* **Material for this exercise**:
____

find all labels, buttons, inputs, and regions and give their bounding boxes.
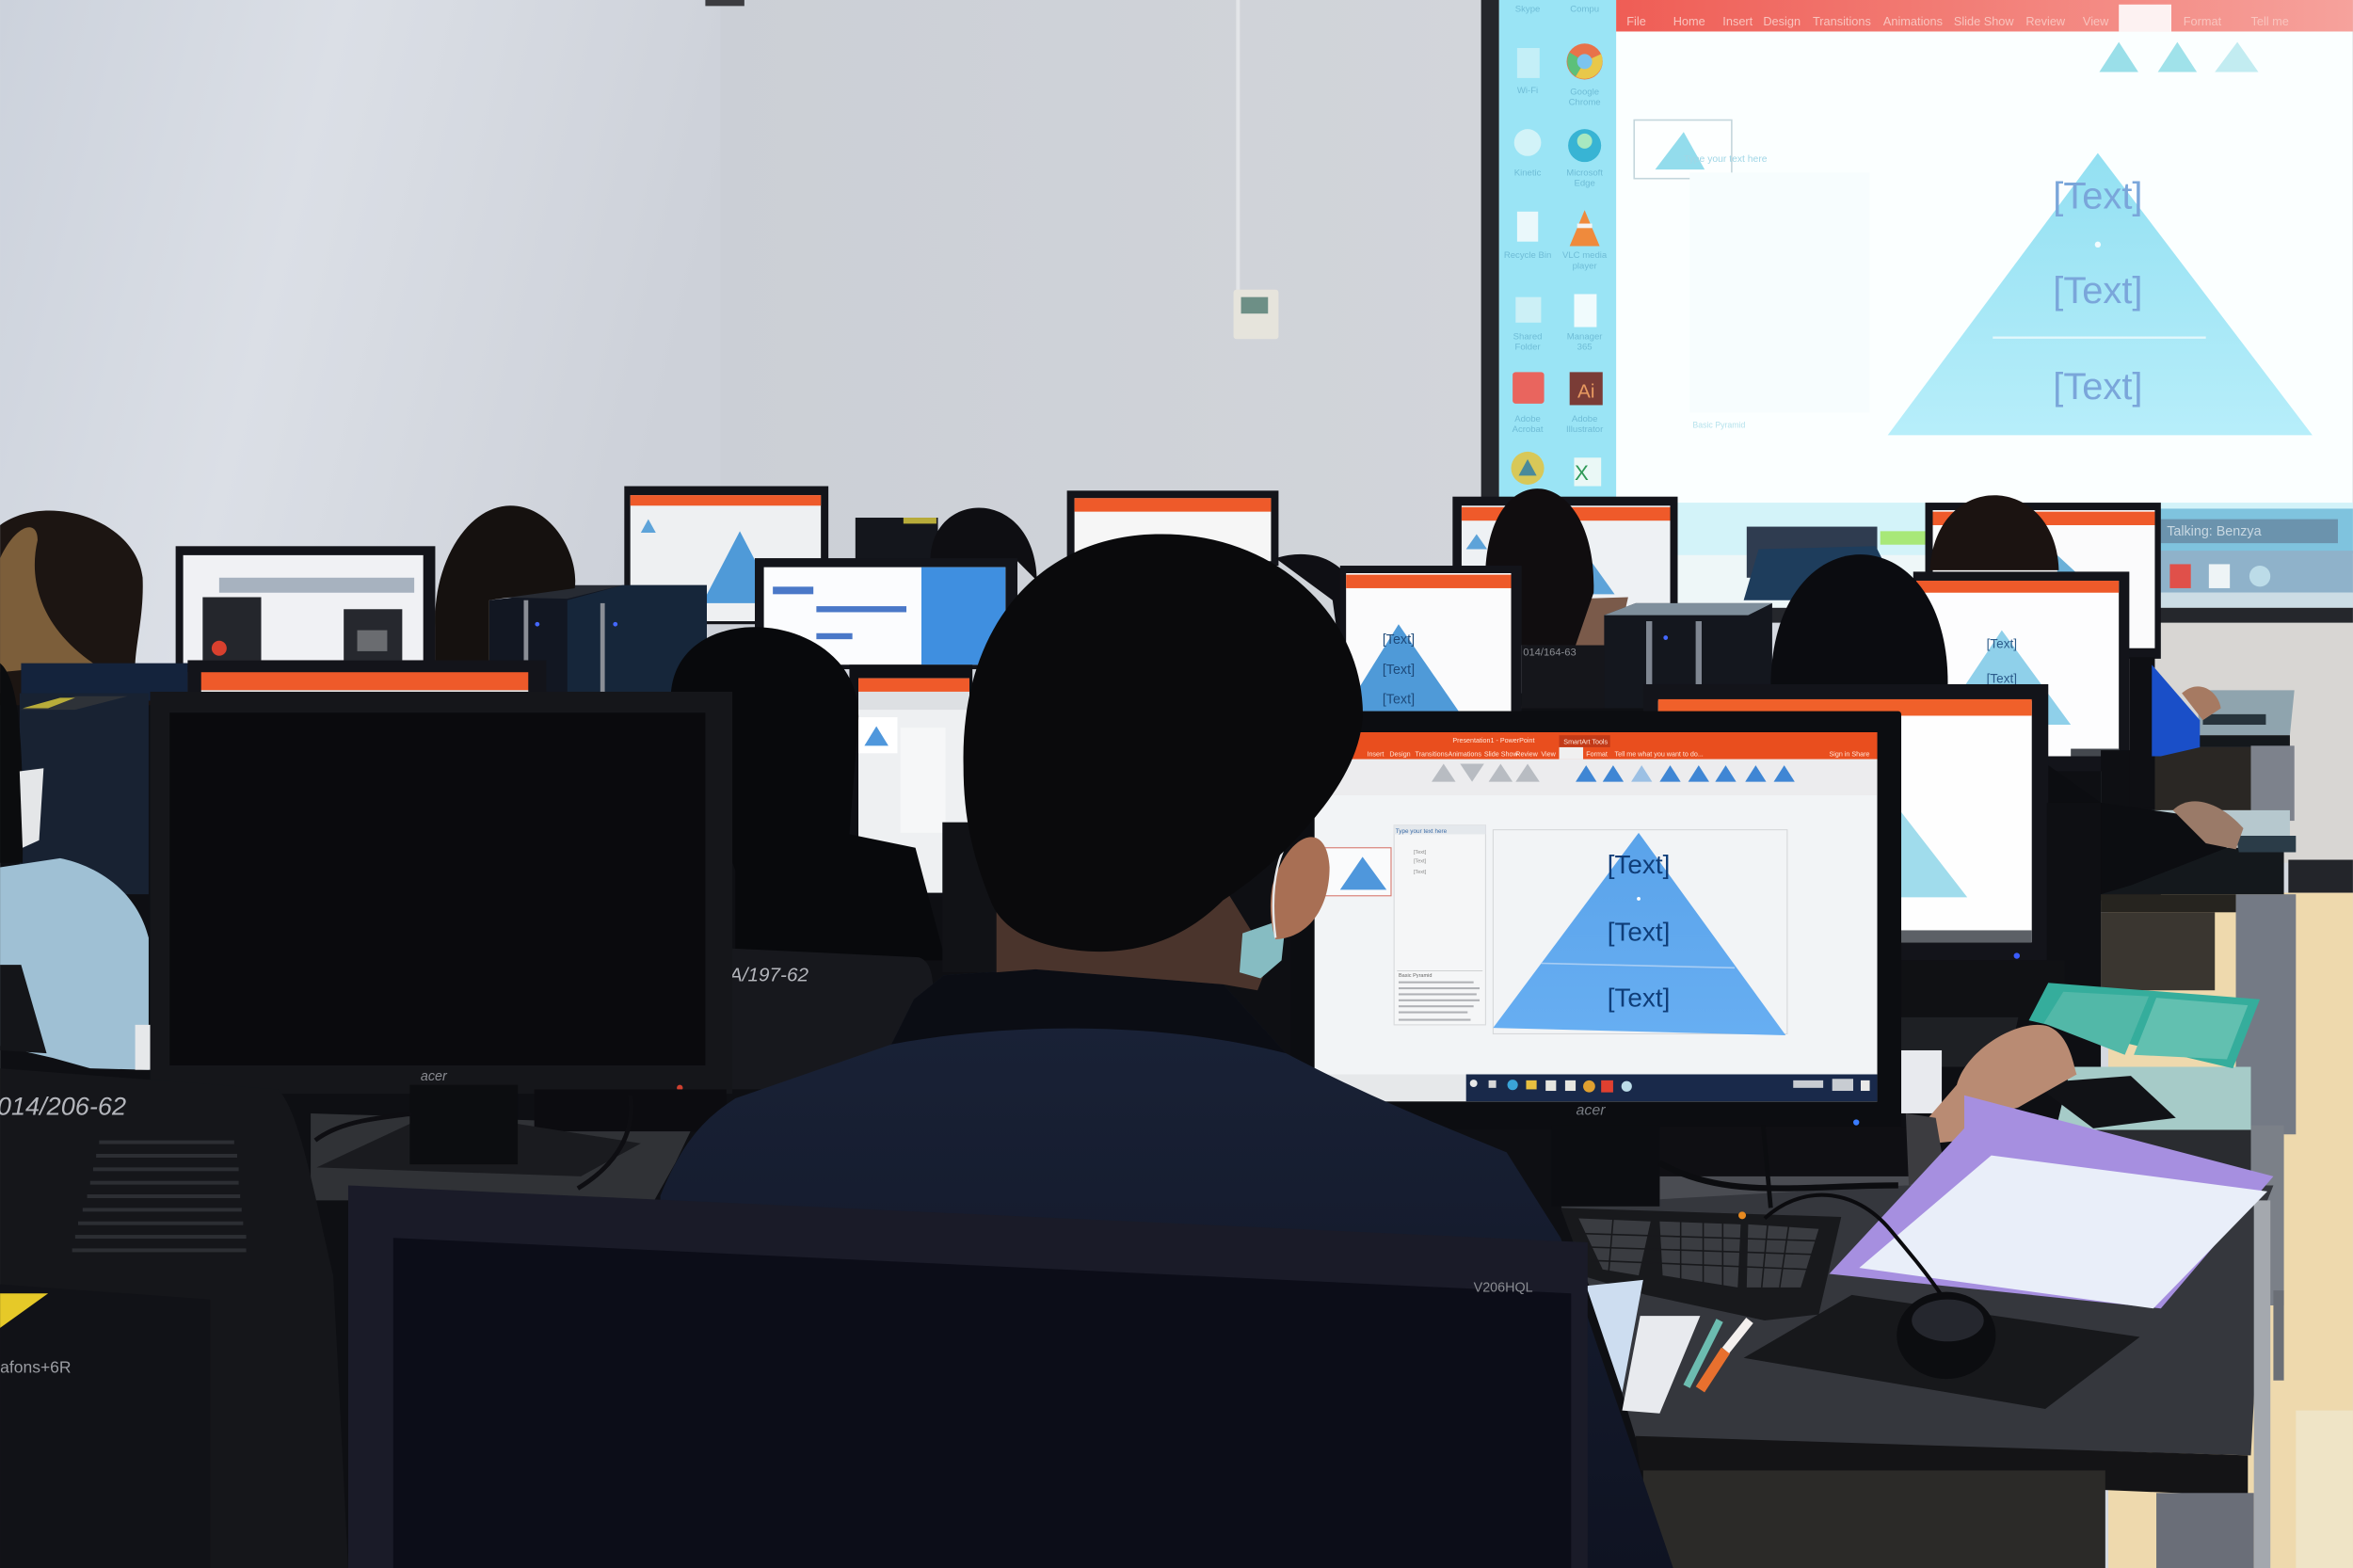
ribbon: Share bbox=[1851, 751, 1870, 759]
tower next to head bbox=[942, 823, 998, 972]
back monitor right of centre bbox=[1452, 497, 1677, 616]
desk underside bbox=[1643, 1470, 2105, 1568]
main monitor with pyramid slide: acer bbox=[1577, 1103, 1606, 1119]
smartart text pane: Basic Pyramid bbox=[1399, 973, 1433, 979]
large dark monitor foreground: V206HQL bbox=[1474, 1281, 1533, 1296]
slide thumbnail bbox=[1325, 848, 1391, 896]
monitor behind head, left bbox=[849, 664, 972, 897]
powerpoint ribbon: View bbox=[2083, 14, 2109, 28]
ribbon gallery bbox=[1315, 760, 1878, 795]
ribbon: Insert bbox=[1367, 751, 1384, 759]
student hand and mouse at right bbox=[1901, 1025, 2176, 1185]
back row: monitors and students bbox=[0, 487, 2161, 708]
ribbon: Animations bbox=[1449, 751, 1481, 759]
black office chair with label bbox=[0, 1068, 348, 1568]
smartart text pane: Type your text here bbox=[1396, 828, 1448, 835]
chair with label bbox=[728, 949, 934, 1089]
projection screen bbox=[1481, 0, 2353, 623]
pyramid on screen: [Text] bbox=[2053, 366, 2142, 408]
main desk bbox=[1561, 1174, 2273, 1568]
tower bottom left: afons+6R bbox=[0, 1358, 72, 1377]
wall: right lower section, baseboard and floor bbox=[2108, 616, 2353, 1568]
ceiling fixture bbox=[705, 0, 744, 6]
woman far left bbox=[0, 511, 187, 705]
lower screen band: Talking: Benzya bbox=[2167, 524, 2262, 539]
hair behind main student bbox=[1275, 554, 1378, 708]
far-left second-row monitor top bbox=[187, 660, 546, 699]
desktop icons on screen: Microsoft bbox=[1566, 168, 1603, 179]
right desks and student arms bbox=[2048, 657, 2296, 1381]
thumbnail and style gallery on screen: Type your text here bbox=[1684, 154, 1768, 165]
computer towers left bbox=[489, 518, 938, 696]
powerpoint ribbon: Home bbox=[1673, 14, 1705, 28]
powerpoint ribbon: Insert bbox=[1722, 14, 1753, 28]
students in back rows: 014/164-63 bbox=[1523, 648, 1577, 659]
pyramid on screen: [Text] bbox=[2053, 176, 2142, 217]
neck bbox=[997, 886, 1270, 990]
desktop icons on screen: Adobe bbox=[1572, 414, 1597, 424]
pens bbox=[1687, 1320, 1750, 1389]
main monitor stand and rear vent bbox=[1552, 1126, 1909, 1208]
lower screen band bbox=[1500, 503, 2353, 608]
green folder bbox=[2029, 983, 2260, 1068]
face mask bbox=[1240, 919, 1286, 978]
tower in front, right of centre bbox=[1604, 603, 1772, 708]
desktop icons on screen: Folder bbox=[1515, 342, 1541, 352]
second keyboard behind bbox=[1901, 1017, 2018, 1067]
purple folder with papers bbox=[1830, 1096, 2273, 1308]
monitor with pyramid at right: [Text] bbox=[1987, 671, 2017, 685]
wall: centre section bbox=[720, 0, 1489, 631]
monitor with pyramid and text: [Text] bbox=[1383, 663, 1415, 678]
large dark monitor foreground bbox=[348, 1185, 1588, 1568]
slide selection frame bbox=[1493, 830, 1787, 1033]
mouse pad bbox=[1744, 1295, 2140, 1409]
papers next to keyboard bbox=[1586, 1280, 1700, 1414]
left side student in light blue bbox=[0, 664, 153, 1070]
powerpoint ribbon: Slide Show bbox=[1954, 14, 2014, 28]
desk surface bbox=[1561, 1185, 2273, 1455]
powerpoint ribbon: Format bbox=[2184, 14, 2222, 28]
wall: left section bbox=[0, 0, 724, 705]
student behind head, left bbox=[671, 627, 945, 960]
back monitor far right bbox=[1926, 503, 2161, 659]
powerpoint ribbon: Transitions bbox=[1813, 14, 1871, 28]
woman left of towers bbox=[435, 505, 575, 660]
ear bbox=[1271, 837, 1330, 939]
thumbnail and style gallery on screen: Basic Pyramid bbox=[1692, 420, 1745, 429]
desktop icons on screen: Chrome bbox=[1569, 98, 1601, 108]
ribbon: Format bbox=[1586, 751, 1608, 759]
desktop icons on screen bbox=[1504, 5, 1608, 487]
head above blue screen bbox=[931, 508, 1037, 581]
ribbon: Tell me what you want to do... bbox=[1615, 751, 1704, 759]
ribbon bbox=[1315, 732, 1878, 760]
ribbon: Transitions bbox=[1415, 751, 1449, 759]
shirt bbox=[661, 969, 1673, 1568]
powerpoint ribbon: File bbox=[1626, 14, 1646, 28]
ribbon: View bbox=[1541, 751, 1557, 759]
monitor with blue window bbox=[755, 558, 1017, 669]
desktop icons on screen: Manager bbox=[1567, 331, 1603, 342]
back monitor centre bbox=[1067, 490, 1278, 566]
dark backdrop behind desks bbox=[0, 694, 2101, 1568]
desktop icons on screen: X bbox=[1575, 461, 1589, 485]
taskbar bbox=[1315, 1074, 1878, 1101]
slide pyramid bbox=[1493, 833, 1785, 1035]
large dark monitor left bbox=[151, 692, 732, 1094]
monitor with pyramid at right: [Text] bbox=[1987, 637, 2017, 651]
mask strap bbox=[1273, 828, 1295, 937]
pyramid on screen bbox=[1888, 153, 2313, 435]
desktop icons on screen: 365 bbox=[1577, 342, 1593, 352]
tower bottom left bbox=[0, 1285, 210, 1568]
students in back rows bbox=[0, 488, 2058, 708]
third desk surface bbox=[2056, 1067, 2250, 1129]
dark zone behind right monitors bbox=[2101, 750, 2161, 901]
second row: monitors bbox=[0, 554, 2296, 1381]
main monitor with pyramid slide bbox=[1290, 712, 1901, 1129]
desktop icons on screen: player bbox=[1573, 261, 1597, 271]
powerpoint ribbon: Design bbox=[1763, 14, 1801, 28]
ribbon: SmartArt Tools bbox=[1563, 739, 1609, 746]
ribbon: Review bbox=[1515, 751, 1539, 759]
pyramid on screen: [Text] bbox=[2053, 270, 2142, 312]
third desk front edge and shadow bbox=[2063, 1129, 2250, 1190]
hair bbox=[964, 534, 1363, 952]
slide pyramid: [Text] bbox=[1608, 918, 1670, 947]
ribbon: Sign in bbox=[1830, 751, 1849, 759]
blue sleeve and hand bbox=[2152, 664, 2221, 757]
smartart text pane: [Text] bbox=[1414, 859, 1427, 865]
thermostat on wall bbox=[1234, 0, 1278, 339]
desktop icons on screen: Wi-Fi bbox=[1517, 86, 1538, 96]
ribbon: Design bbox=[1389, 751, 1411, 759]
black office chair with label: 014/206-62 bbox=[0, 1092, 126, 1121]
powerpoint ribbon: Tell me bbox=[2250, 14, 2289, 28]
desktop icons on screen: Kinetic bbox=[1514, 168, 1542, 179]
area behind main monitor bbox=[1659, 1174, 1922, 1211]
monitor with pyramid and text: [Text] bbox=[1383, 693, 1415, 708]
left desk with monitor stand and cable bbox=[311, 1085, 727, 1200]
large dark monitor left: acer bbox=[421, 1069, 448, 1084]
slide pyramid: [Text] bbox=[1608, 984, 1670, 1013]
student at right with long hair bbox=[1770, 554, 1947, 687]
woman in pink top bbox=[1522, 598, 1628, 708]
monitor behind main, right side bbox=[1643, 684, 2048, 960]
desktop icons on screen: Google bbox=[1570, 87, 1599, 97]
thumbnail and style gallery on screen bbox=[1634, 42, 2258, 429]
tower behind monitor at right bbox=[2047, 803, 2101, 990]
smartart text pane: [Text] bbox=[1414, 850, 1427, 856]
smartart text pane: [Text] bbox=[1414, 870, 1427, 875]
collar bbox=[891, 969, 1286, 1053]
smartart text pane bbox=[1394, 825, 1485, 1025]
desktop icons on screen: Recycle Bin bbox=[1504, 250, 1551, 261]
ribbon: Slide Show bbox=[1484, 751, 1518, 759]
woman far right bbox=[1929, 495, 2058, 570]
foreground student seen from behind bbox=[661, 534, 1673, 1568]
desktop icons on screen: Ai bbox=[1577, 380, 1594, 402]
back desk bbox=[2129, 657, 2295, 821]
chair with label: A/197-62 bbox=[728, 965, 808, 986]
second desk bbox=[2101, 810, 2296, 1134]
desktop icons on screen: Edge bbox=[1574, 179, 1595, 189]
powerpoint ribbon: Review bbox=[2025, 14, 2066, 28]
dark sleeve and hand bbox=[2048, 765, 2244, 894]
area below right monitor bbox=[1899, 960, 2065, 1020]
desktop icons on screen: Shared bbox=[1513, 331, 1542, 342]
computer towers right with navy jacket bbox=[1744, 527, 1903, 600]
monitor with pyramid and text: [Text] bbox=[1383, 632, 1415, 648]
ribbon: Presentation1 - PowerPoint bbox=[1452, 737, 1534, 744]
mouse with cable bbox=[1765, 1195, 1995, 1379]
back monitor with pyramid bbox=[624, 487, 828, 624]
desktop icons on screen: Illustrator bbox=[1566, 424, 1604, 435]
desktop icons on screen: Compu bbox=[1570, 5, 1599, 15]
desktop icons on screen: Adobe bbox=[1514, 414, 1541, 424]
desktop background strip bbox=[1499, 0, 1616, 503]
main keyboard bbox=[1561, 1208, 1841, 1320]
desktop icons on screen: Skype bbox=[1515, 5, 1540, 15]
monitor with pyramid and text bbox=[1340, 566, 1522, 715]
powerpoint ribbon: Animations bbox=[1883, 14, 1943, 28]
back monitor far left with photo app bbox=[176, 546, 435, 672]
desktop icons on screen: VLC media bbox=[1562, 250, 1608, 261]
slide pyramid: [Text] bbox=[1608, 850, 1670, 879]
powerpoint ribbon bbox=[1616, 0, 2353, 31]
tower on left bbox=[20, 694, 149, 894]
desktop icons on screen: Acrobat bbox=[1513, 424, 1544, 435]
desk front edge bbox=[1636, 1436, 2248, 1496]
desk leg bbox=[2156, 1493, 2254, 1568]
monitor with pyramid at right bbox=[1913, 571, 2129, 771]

____

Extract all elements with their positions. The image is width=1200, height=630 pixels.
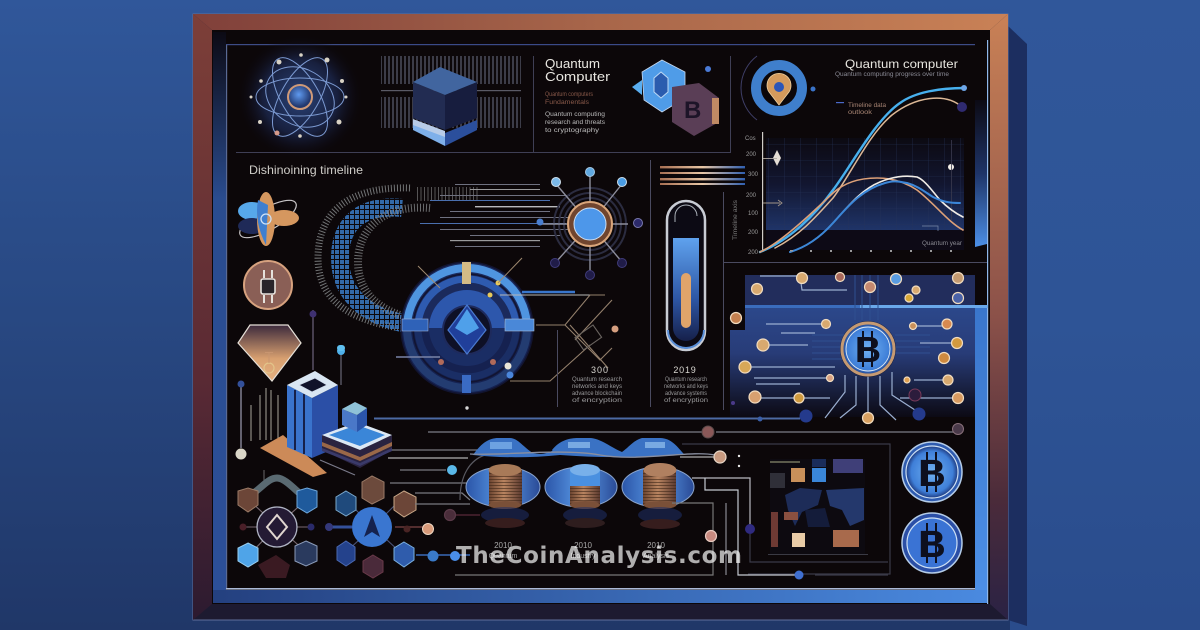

____

* **Task directions**:
Reproduce the listing above, starting at the line containing "find all labels, buttons, inputs, and" and ending at the line containing "projection screen bbox=[1481, 0, 2353, 623]". Leave out the picture.

* **Output below**:
find all labels, buttons, inputs, and regions and give their bounding boxes.
ribbon: Share bbox=[1851, 751, 1870, 759]
tower next to head bbox=[942, 823, 998, 972]
back monitor right of centre bbox=[1452, 497, 1677, 616]
desk underside bbox=[1643, 1470, 2105, 1568]
main monitor with pyramid slide: acer bbox=[1577, 1103, 1606, 1119]
smartart text pane: Basic Pyramid bbox=[1399, 973, 1433, 979]
large dark monitor foreground: V206HQL bbox=[1474, 1281, 1533, 1296]
slide thumbnail bbox=[1325, 848, 1391, 896]
monitor behind head, left bbox=[849, 664, 972, 897]
powerpoint ribbon: View bbox=[2083, 14, 2109, 28]
ribbon gallery bbox=[1315, 760, 1878, 795]
ribbon: Insert bbox=[1367, 751, 1384, 759]
student hand and mouse at right bbox=[1901, 1025, 2176, 1185]
back row: monitors and students bbox=[0, 487, 2161, 708]
ribbon: Animations bbox=[1449, 751, 1481, 759]
black office chair with label bbox=[0, 1068, 348, 1568]
smartart text pane: Type your text here bbox=[1396, 828, 1448, 835]
chair with label bbox=[728, 949, 934, 1089]
projection screen bbox=[1481, 0, 2353, 623]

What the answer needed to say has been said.